Your goal: Make an exact copy of all the entries below, with the pictures left out.
## Start Input material
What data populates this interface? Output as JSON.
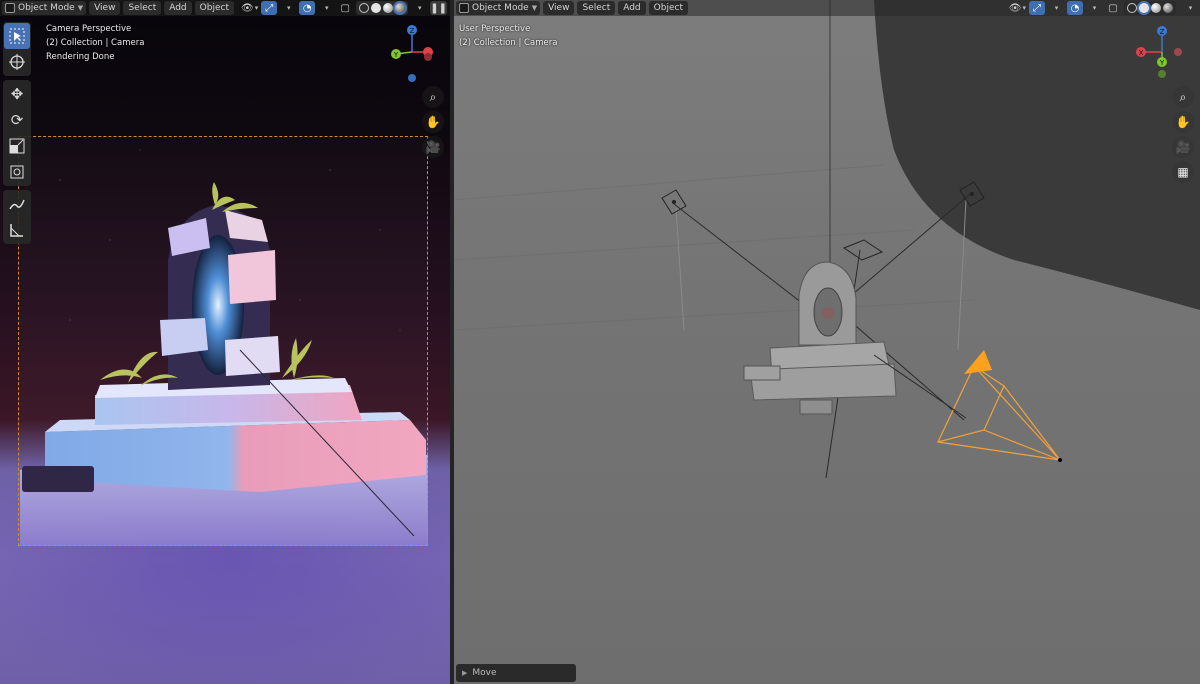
{
  "left_viewport": {
    "header": {
      "mode_label": "Object Mode",
      "menus": [
        "View",
        "Select",
        "Add",
        "Object"
      ]
    },
    "overlay": {
      "perspective": "Camera Perspective",
      "collection": "(2) Collection | Camera",
      "status": "Rendering Done"
    },
    "toolbar": [
      {
        "name": "select-box-tool",
        "icon": "cursor-box-icon",
        "glyph": "⬚",
        "active": true
      },
      {
        "name": "cursor-tool",
        "icon": "crosshair-icon",
        "glyph": "⊕",
        "active": false
      },
      {
        "name": "move-tool",
        "icon": "move-arrows-icon",
        "glyph": "✥",
        "active": false
      },
      {
        "name": "rotate-tool",
        "icon": "rotate-icon",
        "glyph": "⟳",
        "active": false
      },
      {
        "name": "scale-tool",
        "icon": "scale-icon",
        "glyph": "⤡",
        "active": false
      },
      {
        "name": "transform-tool",
        "icon": "transform-icon",
        "glyph": "⌖",
        "active": false
      },
      {
        "name": "annotate-tool",
        "icon": "pencil-icon",
        "glyph": "✎",
        "active": false
      },
      {
        "name": "measure-tool",
        "icon": "ruler-icon",
        "glyph": "📐",
        "active": false
      }
    ],
    "nav_buttons": [
      {
        "name": "zoom-icon",
        "glyph": "⌕"
      },
      {
        "name": "hand-pan-icon",
        "glyph": "✋"
      },
      {
        "name": "camera-view-icon",
        "glyph": "🎥"
      }
    ]
  },
  "right_viewport": {
    "header": {
      "mode_label": "Object Mode",
      "menus": [
        "View",
        "Select",
        "Add",
        "Object"
      ]
    },
    "overlay": {
      "perspective": "User Perspective",
      "collection": "(2) Collection | Camera"
    },
    "nav_buttons": [
      {
        "name": "zoom-icon",
        "glyph": "⌕"
      },
      {
        "name": "hand-pan-icon",
        "glyph": "✋"
      },
      {
        "name": "camera-view-icon",
        "glyph": "🎥"
      },
      {
        "name": "ortho-grid-icon",
        "glyph": "▦"
      }
    ],
    "operator_panel": {
      "label": "Move"
    }
  },
  "gizmo_axes": {
    "x": "X",
    "y": "Y",
    "z": "Z"
  },
  "colors": {
    "accent_blue": "#4772b3",
    "camera_orange": "#ffa11a",
    "axis_x": "#e0424b",
    "axis_y": "#7fc72b",
    "axis_z": "#3a7ad3"
  }
}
## End Input material
Exercise response:
What data populates this interface? Output as JSON.
{
  "left_viewport": {
    "header": {
      "mode_label": "Object Mode",
      "menus": [
        "View",
        "Select",
        "Add",
        "Object"
      ]
    },
    "overlay": {
      "perspective": "Camera Perspective",
      "collection": "(2) Collection | Camera",
      "status": "Rendering Done"
    },
    "toolbar": [
      {
        "name": "select-box-tool",
        "icon": "cursor-box-icon",
        "glyph": "⬚",
        "active": true
      },
      {
        "name": "cursor-tool",
        "icon": "crosshair-icon",
        "glyph": "⊕",
        "active": false
      },
      {
        "name": "move-tool",
        "icon": "move-arrows-icon",
        "glyph": "✥",
        "active": false
      },
      {
        "name": "rotate-tool",
        "icon": "rotate-icon",
        "glyph": "⟳",
        "active": false
      },
      {
        "name": "scale-tool",
        "icon": "scale-icon",
        "glyph": "⤡",
        "active": false
      },
      {
        "name": "transform-tool",
        "icon": "transform-icon",
        "glyph": "⌖",
        "active": false
      },
      {
        "name": "annotate-tool",
        "icon": "pencil-icon",
        "glyph": "✎",
        "active": false
      },
      {
        "name": "measure-tool",
        "icon": "ruler-icon",
        "glyph": "📐",
        "active": false
      }
    ],
    "nav_buttons": [
      {
        "name": "zoom-icon",
        "glyph": "⌕"
      },
      {
        "name": "hand-pan-icon",
        "glyph": "✋"
      },
      {
        "name": "camera-view-icon",
        "glyph": "🎥"
      }
    ]
  },
  "right_viewport": {
    "header": {
      "mode_label": "Object Mode",
      "menus": [
        "View",
        "Select",
        "Add",
        "Object"
      ]
    },
    "overlay": {
      "perspective": "User Perspective",
      "collection": "(2) Collection | Camera"
    },
    "nav_buttons": [
      {
        "name": "zoom-icon",
        "glyph": "⌕"
      },
      {
        "name": "hand-pan-icon",
        "glyph": "✋"
      },
      {
        "name": "camera-view-icon",
        "glyph": "🎥"
      },
      {
        "name": "ortho-grid-icon",
        "glyph": "▦"
      }
    ],
    "operator_panel": {
      "label": "Move"
    }
  },
  "gizmo_axes": {
    "x": "X",
    "y": "Y",
    "z": "Z"
  },
  "colors": {
    "accent_blue": "#4772b3",
    "camera_orange": "#ffa11a",
    "axis_x": "#e0424b",
    "axis_y": "#7fc72b",
    "axis_z": "#3a7ad3"
  }
}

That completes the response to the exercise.